WHAT TO PRODUCE: Using the entries that follow, collect the lines where the word "Cash" appears.

(A block of data)
□ □ □ □ □
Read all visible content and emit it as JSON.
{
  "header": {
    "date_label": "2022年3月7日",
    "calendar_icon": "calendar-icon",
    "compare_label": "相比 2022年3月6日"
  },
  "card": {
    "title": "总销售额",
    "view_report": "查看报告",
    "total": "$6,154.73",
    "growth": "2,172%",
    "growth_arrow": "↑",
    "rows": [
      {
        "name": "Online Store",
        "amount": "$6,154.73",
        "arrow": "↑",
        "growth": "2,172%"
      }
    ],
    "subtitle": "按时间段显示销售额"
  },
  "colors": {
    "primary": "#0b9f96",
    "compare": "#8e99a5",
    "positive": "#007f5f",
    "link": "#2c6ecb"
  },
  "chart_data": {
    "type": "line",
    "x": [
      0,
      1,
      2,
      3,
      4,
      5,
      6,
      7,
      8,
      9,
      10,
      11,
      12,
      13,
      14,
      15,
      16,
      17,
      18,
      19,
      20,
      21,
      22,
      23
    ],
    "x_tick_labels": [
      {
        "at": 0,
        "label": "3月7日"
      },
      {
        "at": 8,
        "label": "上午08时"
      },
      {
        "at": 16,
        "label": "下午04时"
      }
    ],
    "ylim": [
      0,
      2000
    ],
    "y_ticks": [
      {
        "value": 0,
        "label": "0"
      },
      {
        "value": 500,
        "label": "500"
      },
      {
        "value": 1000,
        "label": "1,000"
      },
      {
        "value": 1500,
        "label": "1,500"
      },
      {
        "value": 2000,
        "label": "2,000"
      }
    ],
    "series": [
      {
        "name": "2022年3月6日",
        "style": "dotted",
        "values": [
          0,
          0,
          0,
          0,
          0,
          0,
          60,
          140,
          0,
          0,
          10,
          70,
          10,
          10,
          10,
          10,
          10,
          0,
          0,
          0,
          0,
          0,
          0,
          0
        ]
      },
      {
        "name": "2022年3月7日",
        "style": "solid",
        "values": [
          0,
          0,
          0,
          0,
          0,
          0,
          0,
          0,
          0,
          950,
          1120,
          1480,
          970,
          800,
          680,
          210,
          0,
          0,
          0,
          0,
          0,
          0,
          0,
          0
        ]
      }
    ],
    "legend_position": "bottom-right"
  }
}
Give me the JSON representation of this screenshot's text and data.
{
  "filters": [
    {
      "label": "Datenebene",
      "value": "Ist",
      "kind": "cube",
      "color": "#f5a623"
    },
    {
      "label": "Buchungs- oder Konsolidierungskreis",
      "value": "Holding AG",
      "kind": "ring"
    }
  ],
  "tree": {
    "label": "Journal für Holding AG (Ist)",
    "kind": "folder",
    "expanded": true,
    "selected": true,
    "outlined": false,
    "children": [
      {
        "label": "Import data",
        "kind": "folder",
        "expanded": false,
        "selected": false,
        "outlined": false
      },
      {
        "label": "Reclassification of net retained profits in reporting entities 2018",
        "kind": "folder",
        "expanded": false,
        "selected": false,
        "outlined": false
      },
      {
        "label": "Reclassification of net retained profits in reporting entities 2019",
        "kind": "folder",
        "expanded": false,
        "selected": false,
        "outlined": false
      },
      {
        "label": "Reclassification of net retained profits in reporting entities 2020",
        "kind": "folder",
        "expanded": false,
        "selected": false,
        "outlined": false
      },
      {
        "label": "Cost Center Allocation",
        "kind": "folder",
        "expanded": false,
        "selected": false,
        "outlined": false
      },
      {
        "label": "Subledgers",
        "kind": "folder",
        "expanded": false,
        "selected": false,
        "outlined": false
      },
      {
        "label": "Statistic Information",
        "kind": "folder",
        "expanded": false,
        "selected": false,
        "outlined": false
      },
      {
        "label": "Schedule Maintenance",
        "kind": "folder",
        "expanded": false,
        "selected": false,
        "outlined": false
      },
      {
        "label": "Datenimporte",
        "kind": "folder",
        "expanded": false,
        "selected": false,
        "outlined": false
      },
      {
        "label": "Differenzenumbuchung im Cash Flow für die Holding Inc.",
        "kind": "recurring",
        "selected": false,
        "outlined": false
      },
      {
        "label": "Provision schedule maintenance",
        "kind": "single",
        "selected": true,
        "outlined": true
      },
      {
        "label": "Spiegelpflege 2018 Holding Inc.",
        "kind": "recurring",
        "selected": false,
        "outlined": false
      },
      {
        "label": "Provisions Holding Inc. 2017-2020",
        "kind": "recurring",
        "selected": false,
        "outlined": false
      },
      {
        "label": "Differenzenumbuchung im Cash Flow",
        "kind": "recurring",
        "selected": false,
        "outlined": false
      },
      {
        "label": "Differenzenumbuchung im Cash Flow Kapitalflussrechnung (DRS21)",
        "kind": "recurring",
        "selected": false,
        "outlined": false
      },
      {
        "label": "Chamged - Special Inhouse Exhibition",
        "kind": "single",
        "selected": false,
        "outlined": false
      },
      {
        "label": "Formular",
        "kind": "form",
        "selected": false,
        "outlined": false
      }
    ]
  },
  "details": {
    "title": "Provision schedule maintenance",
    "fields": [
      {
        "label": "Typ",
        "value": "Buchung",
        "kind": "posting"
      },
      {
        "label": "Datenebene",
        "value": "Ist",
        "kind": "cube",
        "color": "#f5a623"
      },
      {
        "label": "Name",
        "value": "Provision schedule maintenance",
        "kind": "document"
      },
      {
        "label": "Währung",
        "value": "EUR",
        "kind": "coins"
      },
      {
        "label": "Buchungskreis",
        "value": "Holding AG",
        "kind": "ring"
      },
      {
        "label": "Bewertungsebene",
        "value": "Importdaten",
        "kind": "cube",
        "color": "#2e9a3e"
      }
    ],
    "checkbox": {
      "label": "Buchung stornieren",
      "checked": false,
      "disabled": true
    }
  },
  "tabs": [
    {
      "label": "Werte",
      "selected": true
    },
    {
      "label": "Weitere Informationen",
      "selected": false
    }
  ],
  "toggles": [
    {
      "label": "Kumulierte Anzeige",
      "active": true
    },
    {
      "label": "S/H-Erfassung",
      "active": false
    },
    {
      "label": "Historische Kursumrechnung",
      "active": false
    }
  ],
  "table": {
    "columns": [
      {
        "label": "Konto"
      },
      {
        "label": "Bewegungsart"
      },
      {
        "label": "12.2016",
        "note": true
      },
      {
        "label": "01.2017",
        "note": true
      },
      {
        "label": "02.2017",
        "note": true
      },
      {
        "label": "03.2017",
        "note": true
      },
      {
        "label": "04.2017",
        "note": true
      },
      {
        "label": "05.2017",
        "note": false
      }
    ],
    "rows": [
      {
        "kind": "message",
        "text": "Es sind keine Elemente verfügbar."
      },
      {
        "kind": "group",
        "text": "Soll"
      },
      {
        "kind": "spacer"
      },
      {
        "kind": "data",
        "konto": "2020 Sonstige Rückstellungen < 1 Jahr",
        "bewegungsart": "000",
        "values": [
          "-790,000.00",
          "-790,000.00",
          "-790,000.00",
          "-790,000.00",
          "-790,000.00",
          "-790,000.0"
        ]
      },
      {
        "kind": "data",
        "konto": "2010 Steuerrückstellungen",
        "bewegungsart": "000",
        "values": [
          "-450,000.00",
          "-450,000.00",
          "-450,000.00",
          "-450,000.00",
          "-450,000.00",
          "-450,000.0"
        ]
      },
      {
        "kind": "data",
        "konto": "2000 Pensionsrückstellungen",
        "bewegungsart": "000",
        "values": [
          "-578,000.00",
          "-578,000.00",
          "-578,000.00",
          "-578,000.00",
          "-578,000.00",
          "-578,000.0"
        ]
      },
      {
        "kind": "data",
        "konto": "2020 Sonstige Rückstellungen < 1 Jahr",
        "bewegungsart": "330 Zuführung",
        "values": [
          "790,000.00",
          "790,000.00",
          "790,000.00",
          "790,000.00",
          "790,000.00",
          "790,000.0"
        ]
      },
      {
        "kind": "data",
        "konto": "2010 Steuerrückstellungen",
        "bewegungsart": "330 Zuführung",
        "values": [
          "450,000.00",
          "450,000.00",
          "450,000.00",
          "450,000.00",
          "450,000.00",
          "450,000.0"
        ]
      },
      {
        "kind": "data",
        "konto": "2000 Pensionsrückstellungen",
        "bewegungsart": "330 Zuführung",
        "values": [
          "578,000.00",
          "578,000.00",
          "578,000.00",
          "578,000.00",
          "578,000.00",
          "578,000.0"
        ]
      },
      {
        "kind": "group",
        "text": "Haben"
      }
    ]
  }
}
□ □ □ □ □
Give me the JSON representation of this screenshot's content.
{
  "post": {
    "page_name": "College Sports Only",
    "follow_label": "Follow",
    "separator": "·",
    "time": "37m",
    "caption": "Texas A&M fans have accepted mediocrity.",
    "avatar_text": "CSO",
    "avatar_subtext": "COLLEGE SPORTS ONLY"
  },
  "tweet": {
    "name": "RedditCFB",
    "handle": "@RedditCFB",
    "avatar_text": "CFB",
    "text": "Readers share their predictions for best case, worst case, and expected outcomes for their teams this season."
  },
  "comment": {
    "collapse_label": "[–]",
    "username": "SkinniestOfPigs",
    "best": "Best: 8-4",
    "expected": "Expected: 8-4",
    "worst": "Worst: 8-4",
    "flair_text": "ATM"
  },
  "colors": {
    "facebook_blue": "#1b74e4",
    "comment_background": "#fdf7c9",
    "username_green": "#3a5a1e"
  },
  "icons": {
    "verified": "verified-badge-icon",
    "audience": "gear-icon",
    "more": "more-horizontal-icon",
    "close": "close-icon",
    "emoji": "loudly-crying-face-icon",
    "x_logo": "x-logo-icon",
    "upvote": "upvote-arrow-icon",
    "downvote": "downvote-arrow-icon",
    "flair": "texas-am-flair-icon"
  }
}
□ □ □ □ □
EXERCISE SOLUTION:
        "label": "Differenzenumbuchung im Cash Flow für die Holding Inc.",
        "label": "Differenzenumbuchung im Cash Flow",
        "label": "Differenzenumbuchung im Cash Flow Kapitalflussrechnung (DRS21)",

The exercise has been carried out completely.